**EXERCISE DESCRIPTION:** Return, character for character, the records beginning with the line containing "x-tick-label: 0 bbox=[73, 513, 81, 529]" and continuing through the line containing "arrow-head bbox=[107, 18, 114, 24]", both included.

[Image-based layout records]
++++++
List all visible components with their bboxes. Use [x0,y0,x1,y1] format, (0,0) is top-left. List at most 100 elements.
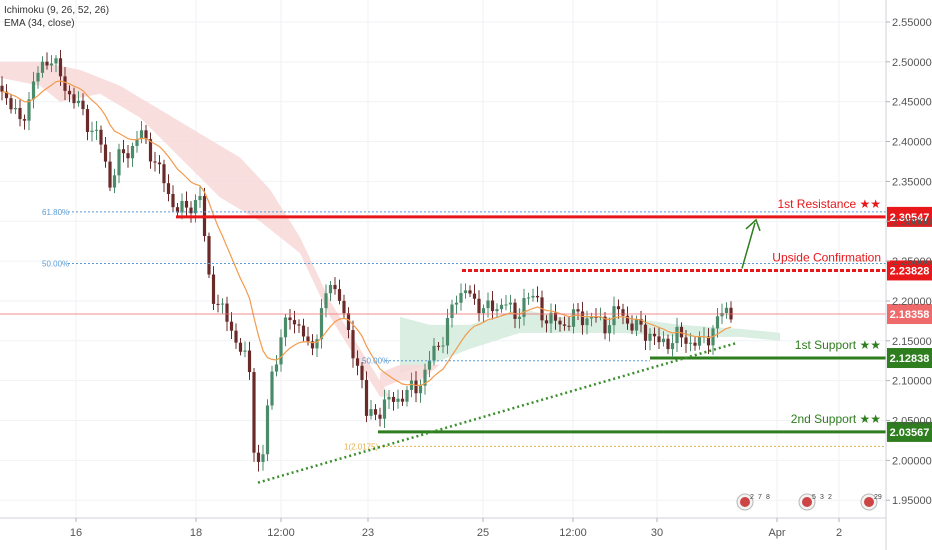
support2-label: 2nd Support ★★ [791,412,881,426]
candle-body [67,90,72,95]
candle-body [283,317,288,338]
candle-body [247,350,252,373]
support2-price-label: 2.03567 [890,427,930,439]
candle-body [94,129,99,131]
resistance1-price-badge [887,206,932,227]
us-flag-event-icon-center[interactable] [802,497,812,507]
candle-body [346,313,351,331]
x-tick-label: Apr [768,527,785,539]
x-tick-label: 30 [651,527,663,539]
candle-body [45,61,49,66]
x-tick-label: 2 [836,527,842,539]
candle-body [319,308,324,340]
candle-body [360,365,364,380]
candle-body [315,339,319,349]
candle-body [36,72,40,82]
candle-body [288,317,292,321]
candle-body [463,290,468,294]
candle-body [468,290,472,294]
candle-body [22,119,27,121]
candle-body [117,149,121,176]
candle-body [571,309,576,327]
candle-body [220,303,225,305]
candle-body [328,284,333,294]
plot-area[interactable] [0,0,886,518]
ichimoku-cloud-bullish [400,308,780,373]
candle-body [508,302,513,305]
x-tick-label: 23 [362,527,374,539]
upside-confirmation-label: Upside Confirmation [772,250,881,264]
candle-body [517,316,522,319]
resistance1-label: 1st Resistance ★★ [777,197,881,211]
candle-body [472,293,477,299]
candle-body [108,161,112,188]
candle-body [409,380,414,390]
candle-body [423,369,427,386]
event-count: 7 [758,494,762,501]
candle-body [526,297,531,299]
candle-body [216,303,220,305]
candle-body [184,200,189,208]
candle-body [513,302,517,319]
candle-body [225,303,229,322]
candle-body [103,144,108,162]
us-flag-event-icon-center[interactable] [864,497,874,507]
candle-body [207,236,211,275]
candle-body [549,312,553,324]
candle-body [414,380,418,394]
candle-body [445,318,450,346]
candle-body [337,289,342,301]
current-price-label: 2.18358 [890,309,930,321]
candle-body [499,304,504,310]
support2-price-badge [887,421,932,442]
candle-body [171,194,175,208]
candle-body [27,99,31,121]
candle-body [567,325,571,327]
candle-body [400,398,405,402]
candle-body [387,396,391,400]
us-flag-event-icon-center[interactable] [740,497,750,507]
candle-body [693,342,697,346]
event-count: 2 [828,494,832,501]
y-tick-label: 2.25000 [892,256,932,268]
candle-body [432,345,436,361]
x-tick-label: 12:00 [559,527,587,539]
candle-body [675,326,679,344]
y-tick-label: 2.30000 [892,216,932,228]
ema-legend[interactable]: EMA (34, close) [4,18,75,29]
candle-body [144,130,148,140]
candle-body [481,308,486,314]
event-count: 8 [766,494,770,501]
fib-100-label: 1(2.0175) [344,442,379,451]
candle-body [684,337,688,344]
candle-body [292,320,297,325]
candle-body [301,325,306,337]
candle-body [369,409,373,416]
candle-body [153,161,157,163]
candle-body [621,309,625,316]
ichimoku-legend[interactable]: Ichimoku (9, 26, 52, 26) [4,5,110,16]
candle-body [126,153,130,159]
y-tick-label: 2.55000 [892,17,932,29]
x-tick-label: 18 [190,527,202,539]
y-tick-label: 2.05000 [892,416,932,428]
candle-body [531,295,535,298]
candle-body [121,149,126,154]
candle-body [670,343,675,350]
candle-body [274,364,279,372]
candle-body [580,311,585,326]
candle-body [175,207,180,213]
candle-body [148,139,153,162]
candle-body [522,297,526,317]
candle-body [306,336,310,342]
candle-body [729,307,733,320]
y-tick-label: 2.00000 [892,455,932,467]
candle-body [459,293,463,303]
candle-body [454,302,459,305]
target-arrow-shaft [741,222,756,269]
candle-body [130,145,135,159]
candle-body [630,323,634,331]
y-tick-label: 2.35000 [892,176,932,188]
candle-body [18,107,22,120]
++++++
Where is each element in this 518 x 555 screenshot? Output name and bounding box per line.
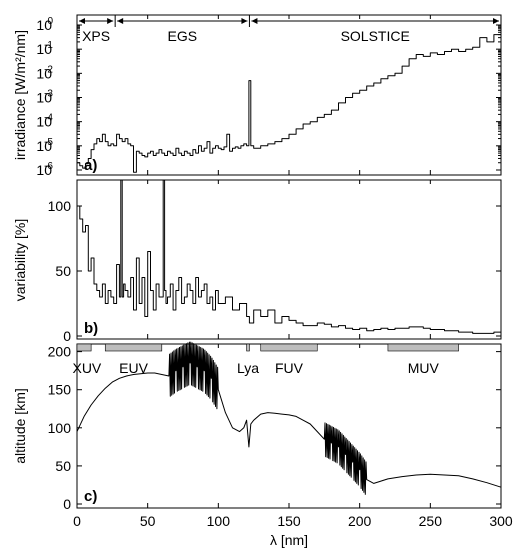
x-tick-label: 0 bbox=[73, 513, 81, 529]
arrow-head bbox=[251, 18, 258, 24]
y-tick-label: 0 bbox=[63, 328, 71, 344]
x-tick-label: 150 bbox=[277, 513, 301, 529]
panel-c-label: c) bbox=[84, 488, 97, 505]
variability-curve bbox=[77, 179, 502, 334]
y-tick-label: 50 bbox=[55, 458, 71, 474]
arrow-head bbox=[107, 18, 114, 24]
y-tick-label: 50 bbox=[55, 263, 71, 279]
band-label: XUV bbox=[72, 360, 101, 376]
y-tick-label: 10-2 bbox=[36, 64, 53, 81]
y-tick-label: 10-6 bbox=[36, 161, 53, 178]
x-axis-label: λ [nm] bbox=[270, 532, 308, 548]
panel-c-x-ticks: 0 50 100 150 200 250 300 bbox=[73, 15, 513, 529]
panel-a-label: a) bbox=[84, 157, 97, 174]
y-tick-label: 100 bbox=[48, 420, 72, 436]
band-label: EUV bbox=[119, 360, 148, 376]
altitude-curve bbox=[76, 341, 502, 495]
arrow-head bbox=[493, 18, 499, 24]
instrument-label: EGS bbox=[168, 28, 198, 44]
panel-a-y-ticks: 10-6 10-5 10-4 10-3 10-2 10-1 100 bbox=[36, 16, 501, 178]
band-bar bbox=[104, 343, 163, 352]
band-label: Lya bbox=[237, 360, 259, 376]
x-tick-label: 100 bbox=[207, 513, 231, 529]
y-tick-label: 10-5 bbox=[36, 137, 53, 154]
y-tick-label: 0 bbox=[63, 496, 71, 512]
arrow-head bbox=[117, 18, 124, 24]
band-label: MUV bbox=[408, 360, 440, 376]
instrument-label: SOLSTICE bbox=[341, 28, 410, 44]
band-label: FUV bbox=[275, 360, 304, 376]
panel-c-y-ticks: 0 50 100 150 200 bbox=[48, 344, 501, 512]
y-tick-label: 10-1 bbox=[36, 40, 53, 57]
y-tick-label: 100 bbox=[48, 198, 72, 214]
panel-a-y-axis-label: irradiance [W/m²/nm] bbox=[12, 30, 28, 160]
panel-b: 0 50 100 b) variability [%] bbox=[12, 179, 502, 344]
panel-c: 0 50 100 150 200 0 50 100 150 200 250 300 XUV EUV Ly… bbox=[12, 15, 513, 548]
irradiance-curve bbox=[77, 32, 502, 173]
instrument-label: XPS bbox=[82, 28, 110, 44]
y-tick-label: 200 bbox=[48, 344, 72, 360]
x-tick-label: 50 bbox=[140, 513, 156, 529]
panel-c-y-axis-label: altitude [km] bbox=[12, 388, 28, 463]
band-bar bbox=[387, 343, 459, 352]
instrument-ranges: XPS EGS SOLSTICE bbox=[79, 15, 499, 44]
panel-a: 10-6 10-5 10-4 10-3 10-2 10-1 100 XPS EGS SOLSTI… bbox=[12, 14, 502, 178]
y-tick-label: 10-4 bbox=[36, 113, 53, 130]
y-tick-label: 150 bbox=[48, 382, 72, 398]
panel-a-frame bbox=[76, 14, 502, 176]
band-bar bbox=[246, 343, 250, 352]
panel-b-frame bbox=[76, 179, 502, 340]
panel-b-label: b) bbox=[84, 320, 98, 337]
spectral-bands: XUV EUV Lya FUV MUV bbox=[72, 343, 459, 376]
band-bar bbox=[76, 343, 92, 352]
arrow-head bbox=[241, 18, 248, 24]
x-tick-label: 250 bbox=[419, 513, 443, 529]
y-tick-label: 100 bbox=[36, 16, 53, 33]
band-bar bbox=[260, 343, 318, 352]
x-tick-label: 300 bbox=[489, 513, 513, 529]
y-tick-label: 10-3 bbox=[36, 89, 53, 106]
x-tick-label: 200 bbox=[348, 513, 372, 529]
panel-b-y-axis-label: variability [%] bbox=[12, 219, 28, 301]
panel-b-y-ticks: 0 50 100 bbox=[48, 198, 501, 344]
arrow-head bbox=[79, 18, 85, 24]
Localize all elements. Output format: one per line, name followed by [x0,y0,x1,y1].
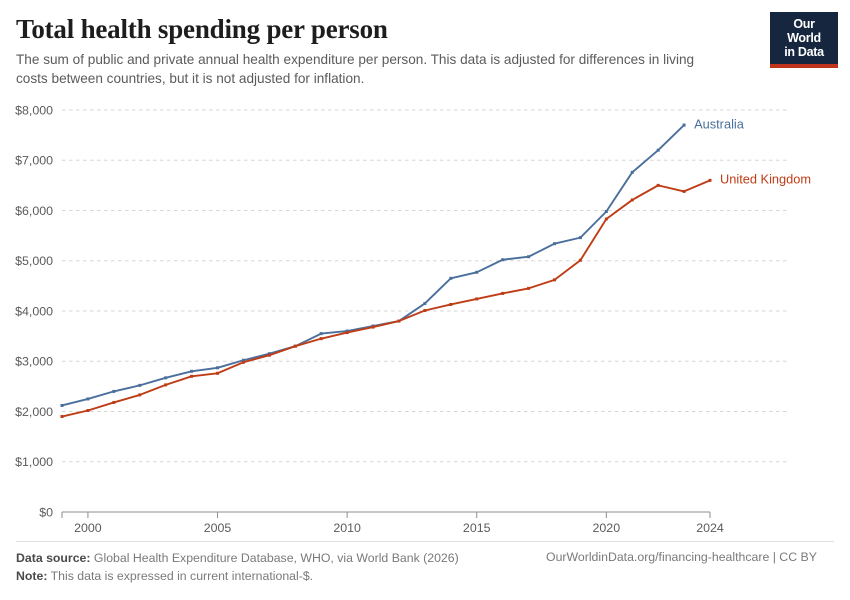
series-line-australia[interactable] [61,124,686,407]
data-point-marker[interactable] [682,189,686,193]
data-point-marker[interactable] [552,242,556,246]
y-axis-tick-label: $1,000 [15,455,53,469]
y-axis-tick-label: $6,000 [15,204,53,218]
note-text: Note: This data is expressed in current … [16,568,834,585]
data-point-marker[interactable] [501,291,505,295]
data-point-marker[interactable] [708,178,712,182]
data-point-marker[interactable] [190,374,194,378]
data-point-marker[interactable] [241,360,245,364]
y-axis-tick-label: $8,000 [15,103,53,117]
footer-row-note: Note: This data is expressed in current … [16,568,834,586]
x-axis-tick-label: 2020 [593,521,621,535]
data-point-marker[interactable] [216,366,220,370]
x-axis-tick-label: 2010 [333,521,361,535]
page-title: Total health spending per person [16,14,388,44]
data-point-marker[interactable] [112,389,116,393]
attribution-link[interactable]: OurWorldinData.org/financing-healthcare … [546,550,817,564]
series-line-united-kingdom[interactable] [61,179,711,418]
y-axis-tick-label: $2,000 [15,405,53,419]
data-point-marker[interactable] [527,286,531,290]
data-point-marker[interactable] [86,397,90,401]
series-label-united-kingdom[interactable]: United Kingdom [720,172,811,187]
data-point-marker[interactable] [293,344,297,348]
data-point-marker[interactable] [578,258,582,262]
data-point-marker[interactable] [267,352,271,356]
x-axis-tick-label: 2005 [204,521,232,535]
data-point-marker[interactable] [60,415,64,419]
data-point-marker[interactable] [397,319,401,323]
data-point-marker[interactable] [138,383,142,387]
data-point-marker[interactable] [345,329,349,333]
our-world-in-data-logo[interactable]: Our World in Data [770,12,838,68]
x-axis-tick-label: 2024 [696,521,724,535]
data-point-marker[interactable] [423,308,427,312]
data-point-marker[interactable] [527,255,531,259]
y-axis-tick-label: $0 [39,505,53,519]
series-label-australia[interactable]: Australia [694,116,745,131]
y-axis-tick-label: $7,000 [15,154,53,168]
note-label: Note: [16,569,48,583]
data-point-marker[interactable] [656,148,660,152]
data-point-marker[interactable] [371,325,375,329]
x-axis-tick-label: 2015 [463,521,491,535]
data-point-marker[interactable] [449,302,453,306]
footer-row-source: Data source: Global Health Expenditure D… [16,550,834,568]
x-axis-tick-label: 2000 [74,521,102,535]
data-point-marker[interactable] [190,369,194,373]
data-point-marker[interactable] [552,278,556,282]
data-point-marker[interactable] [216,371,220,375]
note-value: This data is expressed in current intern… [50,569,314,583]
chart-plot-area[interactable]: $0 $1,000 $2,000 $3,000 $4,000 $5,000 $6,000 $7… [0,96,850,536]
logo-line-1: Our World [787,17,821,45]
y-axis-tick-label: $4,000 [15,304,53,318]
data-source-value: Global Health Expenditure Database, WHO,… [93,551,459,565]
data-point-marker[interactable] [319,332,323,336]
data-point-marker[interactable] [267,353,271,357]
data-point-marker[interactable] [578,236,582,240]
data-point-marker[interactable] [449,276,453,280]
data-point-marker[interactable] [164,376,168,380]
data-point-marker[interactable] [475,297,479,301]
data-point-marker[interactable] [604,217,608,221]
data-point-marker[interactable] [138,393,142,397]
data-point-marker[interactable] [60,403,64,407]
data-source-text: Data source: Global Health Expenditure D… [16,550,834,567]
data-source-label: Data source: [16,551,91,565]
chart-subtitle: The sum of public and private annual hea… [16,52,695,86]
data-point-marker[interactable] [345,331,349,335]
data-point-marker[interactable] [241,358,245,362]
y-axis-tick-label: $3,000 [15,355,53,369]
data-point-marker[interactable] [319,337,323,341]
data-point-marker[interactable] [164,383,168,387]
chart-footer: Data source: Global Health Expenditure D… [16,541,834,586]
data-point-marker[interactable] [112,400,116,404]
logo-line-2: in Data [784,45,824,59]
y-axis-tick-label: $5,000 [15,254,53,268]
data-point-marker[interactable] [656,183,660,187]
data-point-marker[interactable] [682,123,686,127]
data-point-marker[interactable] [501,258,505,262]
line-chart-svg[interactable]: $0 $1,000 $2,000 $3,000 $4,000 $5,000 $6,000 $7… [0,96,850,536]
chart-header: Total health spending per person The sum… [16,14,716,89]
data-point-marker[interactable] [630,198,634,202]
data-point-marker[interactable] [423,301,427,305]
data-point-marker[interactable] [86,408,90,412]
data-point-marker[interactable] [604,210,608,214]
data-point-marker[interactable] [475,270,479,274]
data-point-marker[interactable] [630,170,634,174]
++++++
**OUTPUT OF THE EXERCISE:**
x-tick-label: 0 bbox=[73, 513, 81, 529]
arrow-head bbox=[251, 18, 258, 24]
y-tick-label: 0 bbox=[63, 328, 71, 344]
x-tick-label: 150 bbox=[277, 513, 301, 529]
panel-c-label: c) bbox=[84, 488, 97, 505]
variability-curve bbox=[77, 179, 502, 334]
y-tick-label: 50 bbox=[55, 458, 71, 474]
arrow-head bbox=[107, 18, 114, 24]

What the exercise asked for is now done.